Given instruction » Gather the lines that hold the string "ylabel".

Recorded data »
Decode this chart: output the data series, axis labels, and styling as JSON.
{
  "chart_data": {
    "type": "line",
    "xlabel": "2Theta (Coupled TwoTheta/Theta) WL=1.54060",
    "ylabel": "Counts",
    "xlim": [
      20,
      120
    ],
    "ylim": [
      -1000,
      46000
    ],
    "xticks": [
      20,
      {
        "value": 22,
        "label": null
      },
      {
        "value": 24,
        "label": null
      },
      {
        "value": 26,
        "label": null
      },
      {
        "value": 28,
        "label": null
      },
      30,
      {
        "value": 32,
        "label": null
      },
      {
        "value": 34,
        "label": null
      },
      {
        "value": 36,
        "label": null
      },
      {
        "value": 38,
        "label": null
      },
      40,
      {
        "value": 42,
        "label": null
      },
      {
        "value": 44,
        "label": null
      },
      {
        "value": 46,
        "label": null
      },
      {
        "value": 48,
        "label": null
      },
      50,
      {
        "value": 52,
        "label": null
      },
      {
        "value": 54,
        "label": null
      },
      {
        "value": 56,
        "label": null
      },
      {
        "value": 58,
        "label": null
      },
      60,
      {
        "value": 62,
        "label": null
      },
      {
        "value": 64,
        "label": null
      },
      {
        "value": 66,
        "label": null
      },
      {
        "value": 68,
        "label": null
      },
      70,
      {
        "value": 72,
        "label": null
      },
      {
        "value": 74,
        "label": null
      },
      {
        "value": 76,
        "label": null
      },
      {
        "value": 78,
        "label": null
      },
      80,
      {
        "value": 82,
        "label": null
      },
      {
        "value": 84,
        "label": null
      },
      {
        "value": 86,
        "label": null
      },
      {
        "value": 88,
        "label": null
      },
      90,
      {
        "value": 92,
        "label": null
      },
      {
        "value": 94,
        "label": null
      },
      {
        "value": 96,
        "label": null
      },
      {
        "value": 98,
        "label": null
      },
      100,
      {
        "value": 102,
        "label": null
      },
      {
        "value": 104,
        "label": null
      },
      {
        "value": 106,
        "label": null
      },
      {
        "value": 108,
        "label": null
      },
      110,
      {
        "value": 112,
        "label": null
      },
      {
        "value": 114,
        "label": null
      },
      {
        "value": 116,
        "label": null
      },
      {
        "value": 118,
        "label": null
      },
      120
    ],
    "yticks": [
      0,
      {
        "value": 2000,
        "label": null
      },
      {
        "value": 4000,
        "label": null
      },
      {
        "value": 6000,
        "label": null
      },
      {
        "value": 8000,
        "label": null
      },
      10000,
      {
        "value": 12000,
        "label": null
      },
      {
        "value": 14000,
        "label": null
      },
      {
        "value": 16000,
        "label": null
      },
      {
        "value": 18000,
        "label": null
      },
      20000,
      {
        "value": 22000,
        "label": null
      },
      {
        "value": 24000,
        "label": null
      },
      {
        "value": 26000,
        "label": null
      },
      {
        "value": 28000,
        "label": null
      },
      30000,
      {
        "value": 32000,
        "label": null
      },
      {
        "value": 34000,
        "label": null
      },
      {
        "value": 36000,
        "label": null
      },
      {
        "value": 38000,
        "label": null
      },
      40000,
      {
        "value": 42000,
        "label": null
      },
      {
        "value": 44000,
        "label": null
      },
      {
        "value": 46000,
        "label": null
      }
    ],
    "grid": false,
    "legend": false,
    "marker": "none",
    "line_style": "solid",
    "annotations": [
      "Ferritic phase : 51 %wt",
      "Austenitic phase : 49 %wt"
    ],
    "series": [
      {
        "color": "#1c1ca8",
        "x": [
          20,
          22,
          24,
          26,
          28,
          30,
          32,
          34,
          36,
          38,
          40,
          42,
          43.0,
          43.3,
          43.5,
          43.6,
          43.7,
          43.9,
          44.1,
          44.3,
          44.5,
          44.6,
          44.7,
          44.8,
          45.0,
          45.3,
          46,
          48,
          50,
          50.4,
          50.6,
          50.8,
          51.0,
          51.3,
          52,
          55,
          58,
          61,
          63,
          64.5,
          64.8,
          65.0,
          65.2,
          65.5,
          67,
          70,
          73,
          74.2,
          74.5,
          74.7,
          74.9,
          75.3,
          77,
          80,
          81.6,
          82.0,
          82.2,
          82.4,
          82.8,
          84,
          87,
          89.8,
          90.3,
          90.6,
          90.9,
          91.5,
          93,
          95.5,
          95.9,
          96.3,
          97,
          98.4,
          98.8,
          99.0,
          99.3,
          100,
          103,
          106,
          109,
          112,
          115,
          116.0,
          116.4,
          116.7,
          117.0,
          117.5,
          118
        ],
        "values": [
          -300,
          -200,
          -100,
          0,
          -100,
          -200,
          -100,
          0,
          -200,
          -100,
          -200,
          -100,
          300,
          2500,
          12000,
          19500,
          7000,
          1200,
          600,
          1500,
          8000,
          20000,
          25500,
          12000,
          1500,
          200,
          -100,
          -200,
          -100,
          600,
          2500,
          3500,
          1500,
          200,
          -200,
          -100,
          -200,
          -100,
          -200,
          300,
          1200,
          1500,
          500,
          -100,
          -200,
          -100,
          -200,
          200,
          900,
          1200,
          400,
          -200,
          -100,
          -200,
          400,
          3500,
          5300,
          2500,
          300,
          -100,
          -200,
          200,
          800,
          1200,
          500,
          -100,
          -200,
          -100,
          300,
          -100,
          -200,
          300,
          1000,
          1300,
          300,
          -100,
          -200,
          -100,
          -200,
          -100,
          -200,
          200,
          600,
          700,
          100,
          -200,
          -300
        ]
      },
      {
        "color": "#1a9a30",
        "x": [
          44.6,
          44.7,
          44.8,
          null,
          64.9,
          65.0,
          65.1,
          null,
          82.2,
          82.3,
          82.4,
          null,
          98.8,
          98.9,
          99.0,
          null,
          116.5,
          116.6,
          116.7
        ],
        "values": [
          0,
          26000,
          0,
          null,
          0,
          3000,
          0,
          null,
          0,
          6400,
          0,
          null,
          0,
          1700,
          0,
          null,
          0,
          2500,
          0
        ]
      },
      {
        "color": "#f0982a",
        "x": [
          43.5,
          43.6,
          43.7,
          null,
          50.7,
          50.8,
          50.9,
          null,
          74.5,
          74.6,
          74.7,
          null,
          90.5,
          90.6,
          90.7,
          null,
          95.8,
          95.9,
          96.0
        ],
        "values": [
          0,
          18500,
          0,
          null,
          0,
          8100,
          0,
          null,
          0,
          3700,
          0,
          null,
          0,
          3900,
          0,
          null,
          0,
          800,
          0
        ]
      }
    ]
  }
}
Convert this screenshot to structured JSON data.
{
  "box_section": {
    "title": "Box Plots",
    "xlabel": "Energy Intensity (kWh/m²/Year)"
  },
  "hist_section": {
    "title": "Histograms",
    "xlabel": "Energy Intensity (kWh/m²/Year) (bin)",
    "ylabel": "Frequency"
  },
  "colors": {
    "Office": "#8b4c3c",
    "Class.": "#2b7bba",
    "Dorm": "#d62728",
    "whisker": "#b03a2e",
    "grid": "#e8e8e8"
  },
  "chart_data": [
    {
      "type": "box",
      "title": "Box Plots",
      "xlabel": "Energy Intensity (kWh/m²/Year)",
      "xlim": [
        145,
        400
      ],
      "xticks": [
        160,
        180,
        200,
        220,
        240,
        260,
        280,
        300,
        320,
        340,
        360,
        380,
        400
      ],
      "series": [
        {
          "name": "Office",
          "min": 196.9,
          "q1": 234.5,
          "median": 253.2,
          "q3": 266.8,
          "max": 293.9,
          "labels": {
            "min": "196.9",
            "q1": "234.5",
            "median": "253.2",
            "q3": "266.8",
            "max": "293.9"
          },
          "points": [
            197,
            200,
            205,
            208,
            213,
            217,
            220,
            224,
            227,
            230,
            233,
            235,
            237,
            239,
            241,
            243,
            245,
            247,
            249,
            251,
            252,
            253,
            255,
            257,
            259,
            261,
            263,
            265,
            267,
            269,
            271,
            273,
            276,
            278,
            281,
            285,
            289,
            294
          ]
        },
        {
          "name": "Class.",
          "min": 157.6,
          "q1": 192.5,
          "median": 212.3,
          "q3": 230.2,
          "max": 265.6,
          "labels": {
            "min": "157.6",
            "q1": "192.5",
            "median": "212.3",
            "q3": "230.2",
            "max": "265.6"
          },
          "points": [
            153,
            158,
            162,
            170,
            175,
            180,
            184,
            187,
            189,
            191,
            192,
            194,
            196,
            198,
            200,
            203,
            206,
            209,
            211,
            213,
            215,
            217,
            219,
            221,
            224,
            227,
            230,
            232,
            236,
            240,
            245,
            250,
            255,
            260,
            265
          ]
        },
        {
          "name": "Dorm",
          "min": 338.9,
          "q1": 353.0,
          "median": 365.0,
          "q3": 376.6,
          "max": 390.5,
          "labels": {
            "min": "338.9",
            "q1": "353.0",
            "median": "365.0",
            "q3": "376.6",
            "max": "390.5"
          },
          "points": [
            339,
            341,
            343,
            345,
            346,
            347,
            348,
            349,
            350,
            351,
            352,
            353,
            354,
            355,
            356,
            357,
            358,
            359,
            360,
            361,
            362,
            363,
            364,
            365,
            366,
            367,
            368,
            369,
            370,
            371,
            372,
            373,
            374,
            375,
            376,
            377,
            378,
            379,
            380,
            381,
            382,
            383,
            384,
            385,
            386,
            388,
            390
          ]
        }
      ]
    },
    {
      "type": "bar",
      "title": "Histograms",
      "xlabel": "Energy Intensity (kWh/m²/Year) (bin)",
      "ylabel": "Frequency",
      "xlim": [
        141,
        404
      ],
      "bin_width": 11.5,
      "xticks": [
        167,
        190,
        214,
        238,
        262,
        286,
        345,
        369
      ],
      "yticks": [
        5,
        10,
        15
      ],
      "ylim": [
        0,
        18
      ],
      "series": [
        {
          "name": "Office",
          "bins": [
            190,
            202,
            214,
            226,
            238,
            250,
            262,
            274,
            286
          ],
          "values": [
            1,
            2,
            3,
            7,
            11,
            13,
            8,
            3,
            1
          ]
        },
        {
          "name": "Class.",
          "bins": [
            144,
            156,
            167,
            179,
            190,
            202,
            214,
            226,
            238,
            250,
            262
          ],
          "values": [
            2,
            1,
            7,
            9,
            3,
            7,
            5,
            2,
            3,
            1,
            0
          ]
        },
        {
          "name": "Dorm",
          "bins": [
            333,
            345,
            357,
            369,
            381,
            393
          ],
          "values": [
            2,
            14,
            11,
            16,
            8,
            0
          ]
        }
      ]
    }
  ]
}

The reply »
    "ylabel": "Counts",
    "ylabel": "Frequency"
      "ylabel": "Frequency",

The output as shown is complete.